→ **REQUEST**
Below are the records. List every line holding the word "wind".

-- Begin --

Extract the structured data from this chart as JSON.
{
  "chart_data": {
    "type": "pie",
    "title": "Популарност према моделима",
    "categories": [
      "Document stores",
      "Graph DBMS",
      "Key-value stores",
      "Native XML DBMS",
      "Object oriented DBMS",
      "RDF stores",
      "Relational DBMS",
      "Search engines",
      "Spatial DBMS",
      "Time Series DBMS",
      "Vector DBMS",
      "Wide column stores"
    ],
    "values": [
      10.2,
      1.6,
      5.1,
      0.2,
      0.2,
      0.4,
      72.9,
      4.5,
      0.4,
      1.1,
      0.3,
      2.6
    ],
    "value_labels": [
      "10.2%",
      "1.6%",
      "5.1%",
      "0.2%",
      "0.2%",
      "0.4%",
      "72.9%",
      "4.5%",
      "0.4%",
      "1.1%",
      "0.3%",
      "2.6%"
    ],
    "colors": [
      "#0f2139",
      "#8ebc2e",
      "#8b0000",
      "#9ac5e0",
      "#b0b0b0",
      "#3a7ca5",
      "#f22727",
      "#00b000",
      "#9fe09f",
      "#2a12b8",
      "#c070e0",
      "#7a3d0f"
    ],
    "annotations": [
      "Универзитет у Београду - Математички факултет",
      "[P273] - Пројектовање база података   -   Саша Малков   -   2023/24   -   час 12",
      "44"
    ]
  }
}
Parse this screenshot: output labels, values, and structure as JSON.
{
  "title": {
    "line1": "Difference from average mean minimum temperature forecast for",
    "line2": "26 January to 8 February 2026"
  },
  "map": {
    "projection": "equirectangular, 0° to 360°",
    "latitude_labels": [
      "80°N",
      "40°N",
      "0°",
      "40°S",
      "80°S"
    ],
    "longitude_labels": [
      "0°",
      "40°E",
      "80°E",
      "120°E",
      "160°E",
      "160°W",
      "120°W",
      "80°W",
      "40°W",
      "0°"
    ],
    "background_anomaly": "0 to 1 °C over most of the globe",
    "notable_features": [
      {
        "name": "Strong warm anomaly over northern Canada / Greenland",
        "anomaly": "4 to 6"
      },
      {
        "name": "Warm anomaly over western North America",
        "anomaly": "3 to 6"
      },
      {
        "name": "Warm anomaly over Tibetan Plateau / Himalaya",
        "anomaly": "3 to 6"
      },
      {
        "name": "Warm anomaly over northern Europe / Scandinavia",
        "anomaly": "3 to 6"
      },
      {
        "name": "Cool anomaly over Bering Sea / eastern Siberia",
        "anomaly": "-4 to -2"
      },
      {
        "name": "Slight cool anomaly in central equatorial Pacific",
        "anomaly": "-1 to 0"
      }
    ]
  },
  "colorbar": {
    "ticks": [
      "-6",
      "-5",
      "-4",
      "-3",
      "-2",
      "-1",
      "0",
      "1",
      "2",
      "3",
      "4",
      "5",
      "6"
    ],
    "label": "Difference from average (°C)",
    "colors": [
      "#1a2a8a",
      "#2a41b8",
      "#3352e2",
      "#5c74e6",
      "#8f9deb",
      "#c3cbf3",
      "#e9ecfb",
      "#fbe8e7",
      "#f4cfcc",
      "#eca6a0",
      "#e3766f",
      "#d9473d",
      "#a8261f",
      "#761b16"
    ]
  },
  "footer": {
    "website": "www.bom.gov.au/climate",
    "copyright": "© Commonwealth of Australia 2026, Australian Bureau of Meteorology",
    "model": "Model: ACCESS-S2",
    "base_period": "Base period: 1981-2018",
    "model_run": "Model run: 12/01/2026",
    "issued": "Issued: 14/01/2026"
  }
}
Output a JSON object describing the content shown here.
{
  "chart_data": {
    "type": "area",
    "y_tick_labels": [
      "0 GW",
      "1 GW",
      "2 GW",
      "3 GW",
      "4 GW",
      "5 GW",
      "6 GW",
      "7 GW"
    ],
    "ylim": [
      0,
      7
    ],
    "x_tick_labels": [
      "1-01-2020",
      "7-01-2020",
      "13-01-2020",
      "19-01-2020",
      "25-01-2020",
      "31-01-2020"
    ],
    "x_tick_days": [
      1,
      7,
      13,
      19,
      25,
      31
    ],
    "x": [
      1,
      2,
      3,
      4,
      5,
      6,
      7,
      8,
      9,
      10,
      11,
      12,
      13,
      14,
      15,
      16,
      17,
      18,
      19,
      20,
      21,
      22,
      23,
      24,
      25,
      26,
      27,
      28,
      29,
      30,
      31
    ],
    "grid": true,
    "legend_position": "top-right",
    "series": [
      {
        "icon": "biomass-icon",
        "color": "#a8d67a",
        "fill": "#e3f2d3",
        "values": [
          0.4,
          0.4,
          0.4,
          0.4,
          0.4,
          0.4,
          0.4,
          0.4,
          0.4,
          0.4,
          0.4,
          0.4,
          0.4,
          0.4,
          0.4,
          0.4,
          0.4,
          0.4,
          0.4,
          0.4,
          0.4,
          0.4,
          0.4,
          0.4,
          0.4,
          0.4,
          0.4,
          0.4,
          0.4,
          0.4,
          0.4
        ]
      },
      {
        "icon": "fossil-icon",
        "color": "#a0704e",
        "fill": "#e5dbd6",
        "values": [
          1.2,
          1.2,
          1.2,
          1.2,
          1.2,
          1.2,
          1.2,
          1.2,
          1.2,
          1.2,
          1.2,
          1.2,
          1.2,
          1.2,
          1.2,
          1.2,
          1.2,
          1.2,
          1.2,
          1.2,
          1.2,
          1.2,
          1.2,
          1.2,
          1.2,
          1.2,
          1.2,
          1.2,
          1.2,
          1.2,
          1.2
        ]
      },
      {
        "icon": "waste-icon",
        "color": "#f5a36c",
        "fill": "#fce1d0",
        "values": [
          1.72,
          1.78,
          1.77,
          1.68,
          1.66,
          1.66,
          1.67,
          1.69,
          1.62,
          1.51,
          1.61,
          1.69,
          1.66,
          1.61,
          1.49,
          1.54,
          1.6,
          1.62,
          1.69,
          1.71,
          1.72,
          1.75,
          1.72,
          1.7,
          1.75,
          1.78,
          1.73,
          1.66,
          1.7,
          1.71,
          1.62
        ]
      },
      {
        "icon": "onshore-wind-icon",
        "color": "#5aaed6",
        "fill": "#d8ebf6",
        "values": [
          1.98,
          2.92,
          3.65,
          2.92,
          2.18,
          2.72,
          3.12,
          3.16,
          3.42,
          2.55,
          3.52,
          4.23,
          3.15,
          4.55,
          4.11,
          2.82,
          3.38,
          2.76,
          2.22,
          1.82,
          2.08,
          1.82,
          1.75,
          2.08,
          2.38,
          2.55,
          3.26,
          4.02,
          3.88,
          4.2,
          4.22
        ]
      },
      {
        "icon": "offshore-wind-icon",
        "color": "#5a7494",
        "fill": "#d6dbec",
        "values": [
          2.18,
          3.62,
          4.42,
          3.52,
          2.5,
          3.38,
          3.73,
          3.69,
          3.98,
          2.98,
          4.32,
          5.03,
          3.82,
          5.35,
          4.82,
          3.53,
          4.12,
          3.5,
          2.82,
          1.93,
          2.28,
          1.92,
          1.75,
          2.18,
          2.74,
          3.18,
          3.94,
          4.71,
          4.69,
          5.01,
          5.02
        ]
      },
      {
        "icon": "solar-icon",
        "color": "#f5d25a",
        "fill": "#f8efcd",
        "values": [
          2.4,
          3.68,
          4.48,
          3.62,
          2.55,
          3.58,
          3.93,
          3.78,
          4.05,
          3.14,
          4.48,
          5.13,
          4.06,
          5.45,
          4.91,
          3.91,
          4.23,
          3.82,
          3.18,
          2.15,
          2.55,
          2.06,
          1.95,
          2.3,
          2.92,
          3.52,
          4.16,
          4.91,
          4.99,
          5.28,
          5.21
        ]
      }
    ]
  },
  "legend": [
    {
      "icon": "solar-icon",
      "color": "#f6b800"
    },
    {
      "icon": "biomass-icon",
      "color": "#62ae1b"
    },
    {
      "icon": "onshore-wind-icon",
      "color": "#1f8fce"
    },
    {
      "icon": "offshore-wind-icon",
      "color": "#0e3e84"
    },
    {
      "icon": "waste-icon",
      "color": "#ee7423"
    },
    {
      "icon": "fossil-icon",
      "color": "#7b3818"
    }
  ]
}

-- End --

→ **COMPLETE RESPONSE**
        "icon": "onshore-wind-icon",
        "icon": "offshore-wind-icon",
      "icon": "onshore-wind-icon",
      "icon": "offshore-wind-icon",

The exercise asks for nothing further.